To do => Copy out every record below, word for word.

Working data =>
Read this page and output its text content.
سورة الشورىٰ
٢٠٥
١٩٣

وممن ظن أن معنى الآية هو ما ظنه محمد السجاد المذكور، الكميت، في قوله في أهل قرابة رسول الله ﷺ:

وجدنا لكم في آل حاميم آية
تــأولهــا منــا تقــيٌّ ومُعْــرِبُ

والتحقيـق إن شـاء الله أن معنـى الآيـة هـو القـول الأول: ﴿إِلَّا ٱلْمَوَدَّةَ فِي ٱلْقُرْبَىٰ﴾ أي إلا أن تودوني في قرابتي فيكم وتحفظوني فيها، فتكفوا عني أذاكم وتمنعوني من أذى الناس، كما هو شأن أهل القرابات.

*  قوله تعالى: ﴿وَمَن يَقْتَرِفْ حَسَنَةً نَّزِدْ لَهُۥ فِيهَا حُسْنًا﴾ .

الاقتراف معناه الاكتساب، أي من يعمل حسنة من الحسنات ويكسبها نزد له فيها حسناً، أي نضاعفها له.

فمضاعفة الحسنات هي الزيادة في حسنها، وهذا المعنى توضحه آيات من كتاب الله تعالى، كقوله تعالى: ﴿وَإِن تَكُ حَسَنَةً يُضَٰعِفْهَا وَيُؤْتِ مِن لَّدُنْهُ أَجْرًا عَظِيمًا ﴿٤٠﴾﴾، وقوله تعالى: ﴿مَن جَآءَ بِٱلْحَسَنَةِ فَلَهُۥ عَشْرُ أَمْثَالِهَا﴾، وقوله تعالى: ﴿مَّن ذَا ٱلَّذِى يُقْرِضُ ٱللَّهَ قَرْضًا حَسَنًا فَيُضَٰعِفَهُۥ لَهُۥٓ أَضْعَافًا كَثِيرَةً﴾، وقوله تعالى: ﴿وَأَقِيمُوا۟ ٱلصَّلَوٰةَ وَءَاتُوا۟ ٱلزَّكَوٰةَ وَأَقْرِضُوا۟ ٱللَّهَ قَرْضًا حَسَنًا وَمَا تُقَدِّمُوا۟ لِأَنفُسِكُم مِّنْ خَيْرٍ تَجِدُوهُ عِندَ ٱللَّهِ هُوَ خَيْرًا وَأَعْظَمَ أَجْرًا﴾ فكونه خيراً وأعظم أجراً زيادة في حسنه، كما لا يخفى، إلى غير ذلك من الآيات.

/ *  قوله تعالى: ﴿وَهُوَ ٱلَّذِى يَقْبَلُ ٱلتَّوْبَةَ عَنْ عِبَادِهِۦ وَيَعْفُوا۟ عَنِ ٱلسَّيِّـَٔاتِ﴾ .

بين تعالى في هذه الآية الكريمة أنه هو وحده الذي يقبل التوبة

Solution for this task =>
Read this page and output its text content.
سورة الشورىٰ
٢٠٥
١٩٣

وممن ظن أن معنى الآية هو ما ظنه محمد السجاد المذكور، الكميت، في قوله في أهل قرابة رسول الله ﷺ:

وجدنا لكم في آل حاميم آية
تــأولهــا منــا تقــيٌّ ومُعْــرِبُ

والتحقيـق إن شـاء الله أن معنـى الآيـة هـو القـول الأول: ﴿إِلَّا ٱلْمَوَدَّةَ فِي ٱلْقُرْبَىٰ﴾ أي إلا أن تودوني في قرابتي فيكم وتحفظوني فيها، فتكفوا عني أذاكم وتمنعوني من أذى الناس، كما هو شأن أهل القرابات.

*  قوله تعالى: ﴿وَمَن يَقْتَرِفْ حَسَنَةً نَّزِدْ لَهُۥ فِيهَا حُسْنًا﴾ .

الاقتراف معناه الاكتساب، أي من يعمل حسنة من الحسنات ويكسبها نزد له فيها حسناً، أي نضاعفها له.

فمضاعفة الحسنات هي الزيادة في حسنها، وهذا المعنى توضحه آيات من كتاب الله تعالى، كقوله تعالى: ﴿وَإِن تَكُ حَسَنَةً يُضَٰعِفْهَا وَيُؤْتِ مِن لَّدُنْهُ أَجْرًا عَظِيمًا ﴿٤٠﴾﴾، وقوله تعالى: ﴿مَن جَآءَ بِٱلْحَسَنَةِ فَلَهُۥ عَشْرُ أَمْثَالِهَا﴾، وقوله تعالى: ﴿مَّن ذَا ٱلَّذِى يُقْرِضُ ٱللَّهَ قَرْضًا حَسَنًا فَيُضَٰعِفَهُۥ لَهُۥٓ أَضْعَافًا كَثِيرَةً﴾، وقوله تعالى: ﴿وَأَقِيمُوا۟ ٱلصَّلَوٰةَ وَءَاتُوا۟ ٱلزَّكَوٰةَ وَأَقْرِضُوا۟ ٱللَّهَ قَرْضًا حَسَنًا وَمَا تُقَدِّمُوا۟ لِأَنفُسِكُم مِّنْ خَيْرٍ تَجِدُوهُ عِندَ ٱللَّهِ هُوَ خَيْرًا وَأَعْظَمَ أَجْرًا﴾ فكونه خيراً وأعظم أجراً زيادة في حسنه، كما لا يخفى، إلى غير ذلك من الآيات.

/ *  قوله تعالى: ﴿وَهُوَ ٱلَّذِى يَقْبَلُ ٱلتَّوْبَةَ عَنْ عِبَادِهِۦ وَيَعْفُوا۟ عَنِ ٱلسَّيِّـَٔاتِ﴾ .

بين تعالى في هذه الآية الكريمة أنه هو وحده الذي يقبل التوبة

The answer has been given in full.